__Required task a__. Reproduce the lines of the records exactly, starting with the line containing "edit-button[interactable]: 编: [1686, 73, 1708, 105]" and going on through the line containing "gear-icon: [172, 587, 188, 603]", both included.

Additionally, Rule 9(b) of the Federal Rules of Civil Procedure states that “a party must state with particularity the circumstances constituting fraud.” Fed.R.Civ.P. 9(b). Generally speaking, a plaintiff seeking to comply with Rule 9(b) must “allege the time, place, and content of the alleged misrepresentation on which he or she relied; the fraudulent scheme; the fraudulent intent of the defendants; and the injury resulting from the fraud.” U.S. ex rel. Bledsoe v. Cmty. Health Sys., Inc., 501 F.3d 493, 504 (6th Cir. 2007) (quoting U.S. ex rel. Bledsoe v. Cmty. Health Sys., Inc., 342 F.3d 634, 643 (6th Cir. 2003)). “Where a complaint alleges ‘a complex and far- reaching fraudulent scheme,' then that scheme must be pleaded with particularity and the complaint must also ‘provide examples of specific' fraudulent conduct that are ‘representative samples' of the scheme.” U.S. ex rel. Marlar v. BWXT Y-12, LLC, 525 F.3d 439, 444-45 (6th Cir. 2008) (quoting Bledsoe., 501 F.3d at 510).

This heightened pleading standard is designed to prevent “fishing expeditions, ” to protect defendants' reputations from allegations of fraud, and to narrow potentially wide-ranging discovery to relevant matters. Chesbrough v. VPA, P.C., 655 F.3d 461, 466 (6th Cir. 2011) (quoting U.S. ex rel. SNAPP, Inc. v. Ford Motor Company, 532 F.3d 496, 503 n.11 (6th Cir. 2008)). However, the Sixth Circuit has explained that Rule 9(b) “should not be read to defeat the general policy of simplicity and flexibility in pleadings contemplated by the Federal Rules.” SNAPP, 532 F.3d at 504. “So long as a [plaintiff] pleads sufficient detail-in terms of time, place, and content, the nature of a defendant's fraudulent scheme, and the injury resulting from the fraud-to allow the defendant to prepare a responsive pleading, the requirements of Rule 9(b) will generally be met.” Id.

III. ANALYSIS

A. Pleading Fraud-Based Claims with Particularity

1. Applicability of Rule 9(b)

__Required task b__. Resume the passage on pleading fraud under Rule 9(b) from the point where it stops.

__Supplied records__.
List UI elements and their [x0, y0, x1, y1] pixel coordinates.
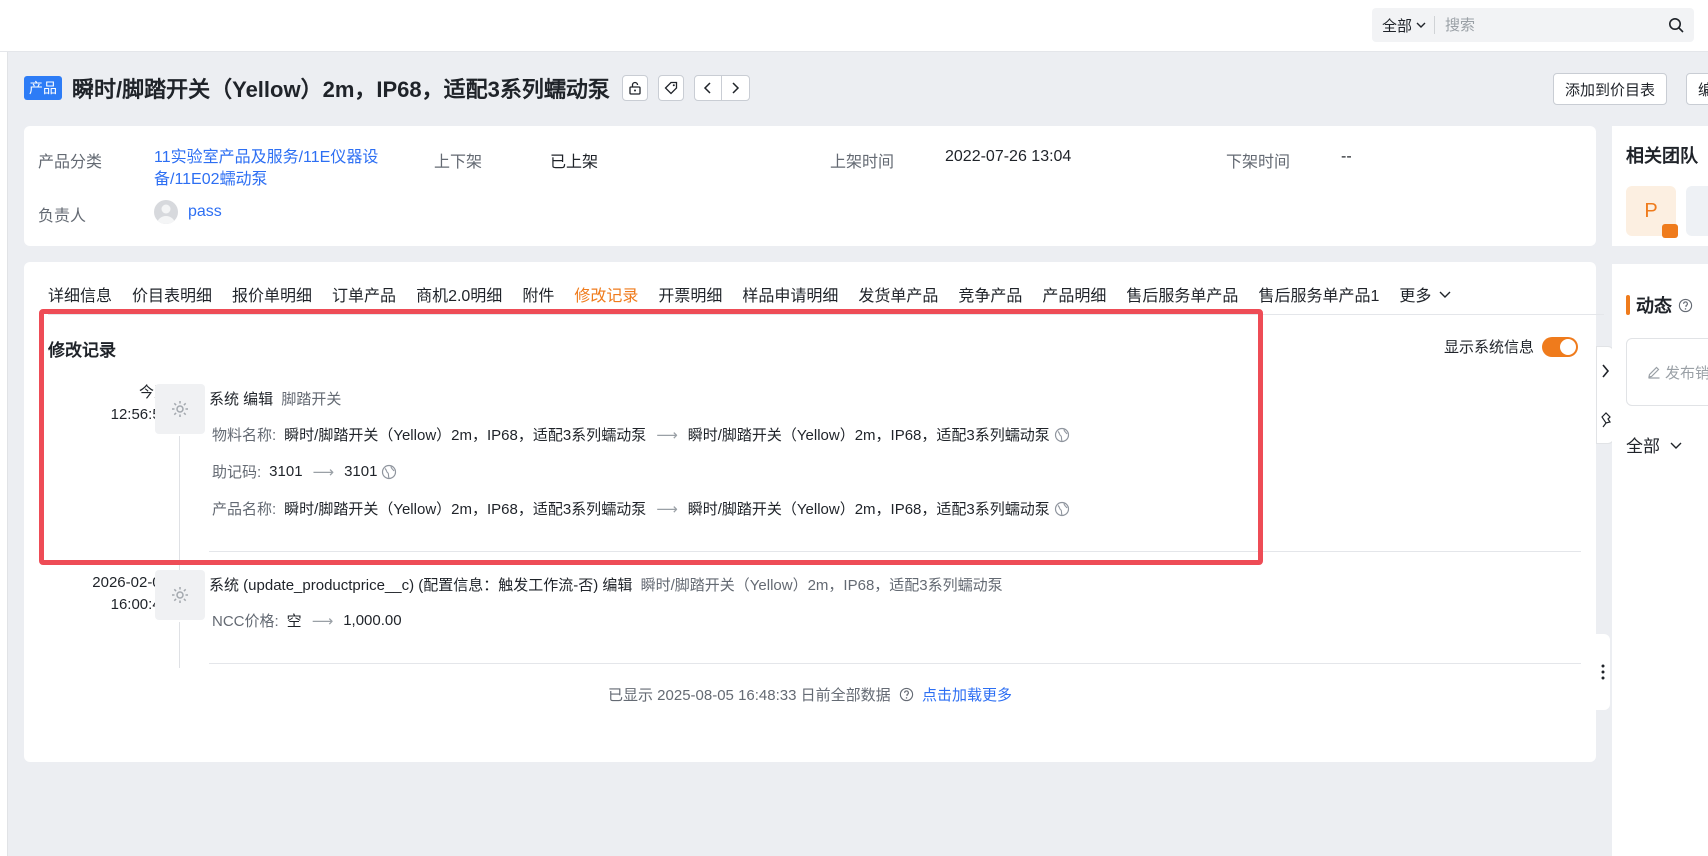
edit-button[interactable]: 编: [1686, 73, 1708, 105]
entry-2-actor-action: 系统 (update_productprice__c) (配置信息：触发工作流-…: [209, 577, 633, 594]
search-scope-label: 全部: [1382, 17, 1413, 35]
entry-2-timestamp: 2026-02-09 16:00:49: [64, 572, 169, 616]
previous-record-button[interactable]: [695, 76, 722, 100]
change-old-value: 空: [286, 613, 302, 630]
record-header: 产品 瞬时/脚踏开关（Yellow）2m，IP68，适配3系列蠕动泵: [24, 72, 750, 104]
on-time-label: 上架时间: [830, 154, 895, 171]
gear-icon: [172, 587, 188, 603]
timeline-line-2: [179, 622, 180, 668]
on-time-value: 2022-07-26 13:04: [945, 148, 1072, 165]
page-title: 瞬时/脚踏开关（Yellow）2m，IP68，适配3系列蠕动泵: [72, 77, 610, 102]
chevron-down-icon: [1439, 291, 1451, 298]
tab-9[interactable]: 发货单产品: [858, 282, 938, 312]
publish-label: 发布销: [1665, 364, 1708, 382]
add-to-pricelist-button[interactable]: 添加到价目表: [1553, 73, 1668, 105]
category-label: 产品分类: [38, 154, 103, 171]
chevron-down-icon: [1416, 22, 1426, 28]
shelf-value: 已上架: [550, 154, 599, 171]
activity-header: 动态: [1626, 292, 1693, 318]
entry-2-date: 2026-02-09: [92, 574, 169, 591]
shelf-label: 上下架: [434, 154, 483, 171]
activity-title: 动态: [1636, 296, 1672, 316]
team-member-avatar-2[interactable]: [1686, 186, 1708, 236]
tab-3[interactable]: 订单产品: [332, 282, 396, 312]
search-scope-select[interactable]: 全部: [1382, 16, 1436, 35]
team-member-avatar[interactable]: P: [1626, 186, 1678, 238]
entry-2-time: 16:00:49: [110, 596, 169, 613]
summary-card: 产品分类 11实验室产品及服务/11E仪器设 备/11E02蠕动泵 上下架 已上架…: [24, 126, 1596, 246]
tab-13[interactable]: 售后服务单产品1: [1258, 282, 1379, 312]
change-new-value: 1,000.00: [343, 612, 402, 629]
search-input[interactable]: [1445, 16, 1646, 34]
load-more-link[interactable]: 点击加载更多: [922, 687, 1012, 704]
tab-more[interactable]: 更多: [1399, 282, 1451, 312]
activity-filter-label: 全部: [1626, 437, 1660, 456]
chevron-right-icon: [732, 82, 740, 94]
tab-bar: 详细信息 价目表明细 报价单明细 订单产品 商机2.0明细 附件 修改记录 开票明细 样品申请明…: [48, 274, 1471, 312]
tab-5[interactable]: 附件: [522, 282, 554, 312]
owner-link[interactable]: pass: [188, 201, 222, 223]
change-field: NCC价格:: [212, 613, 279, 630]
unlock-icon: [629, 81, 641, 95]
resize-handle[interactable]: [1596, 634, 1610, 710]
tab-2[interactable]: 报价单明细: [232, 282, 312, 312]
top-bar: 全部: [0, 0, 1708, 52]
global-search: 全部: [1372, 8, 1694, 42]
help-icon[interactable]: [1678, 298, 1693, 313]
category-link[interactable]: 11实验室产品及服务/11E仪器设 备/11E02蠕动泵: [154, 147, 378, 191]
tag-icon: [664, 81, 678, 95]
object-type-badge: 产品: [24, 76, 62, 100]
off-time-label: 下架时间: [1226, 154, 1291, 171]
tag-button[interactable]: [657, 75, 684, 101]
user-icon: [157, 204, 175, 224]
next-record-button[interactable]: [722, 76, 749, 100]
entry-2-header: 系统 (update_productprice__c) (配置信息：触发工作流-…: [209, 574, 1003, 595]
entry-separator: [209, 663, 1581, 664]
tab-7[interactable]: 开票明细: [658, 282, 722, 312]
highlight-frame: [39, 309, 1263, 565]
related-team-title: 相关团队: [1626, 146, 1698, 166]
publish-activity-box[interactable]: 发布销: [1626, 338, 1708, 406]
off-time-value: --: [1341, 148, 1352, 165]
load-status: 已显示 2025-08-05 16:48:33 日前全部数据 点击加载更多: [24, 684, 1596, 705]
crown-icon: [1662, 224, 1678, 238]
tab-more-label: 更多: [1399, 288, 1432, 305]
show-system-info: 显示系统信息: [1444, 336, 1579, 357]
left-sidebar-edge: [0, 52, 8, 856]
tab-0[interactable]: 详细信息: [48, 282, 112, 312]
arrow-right-icon: ⟶: [311, 612, 334, 630]
team-member-initial: P: [1644, 199, 1658, 222]
entry-2-change-1: NCC价格: 空 ⟶ 1,000.00: [212, 610, 402, 631]
tab-11[interactable]: 产品明细: [1042, 282, 1106, 312]
owner-label: 负责人: [38, 208, 87, 225]
activity-filter[interactable]: 全部: [1626, 432, 1682, 457]
right-panel: 相关团队 P 动态 发布销 全部: [1612, 126, 1708, 856]
chevron-left-icon: [703, 82, 711, 94]
owner-avatar: [154, 200, 178, 224]
accent-bar: [1626, 295, 1630, 315]
record-navigation: [693, 75, 750, 101]
chevron-down-icon: [1670, 442, 1682, 449]
edit-icon: [1648, 366, 1660, 379]
panel-gap: [1612, 246, 1708, 264]
help-icon: [899, 687, 913, 702]
category-line-1: 11实验室产品及服务/11E仪器设: [154, 149, 379, 166]
tab-1[interactable]: 价目表明细: [132, 282, 212, 312]
search-icon[interactable]: [1668, 17, 1684, 33]
tab-8[interactable]: 样品申请明细: [742, 282, 838, 312]
show-system-info-toggle[interactable]: [1542, 336, 1579, 357]
entry-2-target: 瞬时/脚踏开关（Yellow）2m，IP68，适配3系列蠕动泵: [640, 577, 1003, 594]
lock-button[interactable]: [621, 75, 648, 101]
tab-12[interactable]: 售后服务单产品: [1126, 282, 1238, 312]
entry-2-system-avatar: [155, 570, 205, 620]
tab-6[interactable]: 修改记录: [574, 282, 639, 312]
tab-10[interactable]: 竞争产品: [958, 282, 1022, 312]
show-system-info-label: 显示系统信息: [1444, 339, 1535, 356]
category-line-2: 备/11E02蠕动泵: [154, 171, 268, 188]
more-vertical-icon: [1601, 664, 1605, 680]
tab-4[interactable]: 商机2.0明细: [416, 282, 502, 312]
load-status-text: 已显示 2025-08-05 16:48:33 日前全部数据: [608, 687, 891, 704]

__Final answer a__.
edit-button[interactable]: 编: [1686, 73, 1708, 105]
entry-2-actor-action: 系统 (update_productprice__c) (配置信息：触发工作流-…: [209, 577, 633, 594]
search-scope-label: 全部: [1382, 17, 1413, 35]
entry-2-timestamp: 2026-02-09 16:00:49: [64, 572, 169, 616]
previous-record-button[interactable]: [695, 76, 722, 100]
change-old-value: 空: [286, 613, 302, 630]
record-header: 产品 瞬时/脚踏开关（Yellow）2m，IP68，适配3系列蠕动泵: [24, 72, 750, 104]
on-time-label: 上架时间: [830, 154, 895, 171]
gear-icon: [172, 587, 188, 603]

__Final answer b__.
Rule 9(b)'s particularity requirement applies not only to claims that explicitly go under the name “fraud” but also to any other “claims sounding in fraud.” Smith v. Bank of Am. Corp., 485 Fed.Appx. 749, 751 (6th Cir. 2012). Based on that principle, district courts in Tennessee have held that Rule 9(b) applies to TCPA claims. See, e.g., Harding v. BMW of N. Am., LLC, No. 3:20-CV-00061, 2020 WL 5039439, at *2 (M.D. Tenn. Aug. 26, 2020) (Trauger, J.); Bridgestone Ams., Inc. v. Int'l Business Machines Corp., 172 F.Supp.3d 1007, 1019 (M.D. Tenn. 2016) (Sharp, J.); Carbon Processing & Reclamation, LLC v. Valero Mktg. & Supply Co., 694 F.Supp.2d 888, 900, 915 (W.D. Tenn. 2010). Accordingly, Rule 9(b) applies to at least two of TennEx's claims: Count One (under the TCPA) and Count Four (for intentional misrepresentation/fraud).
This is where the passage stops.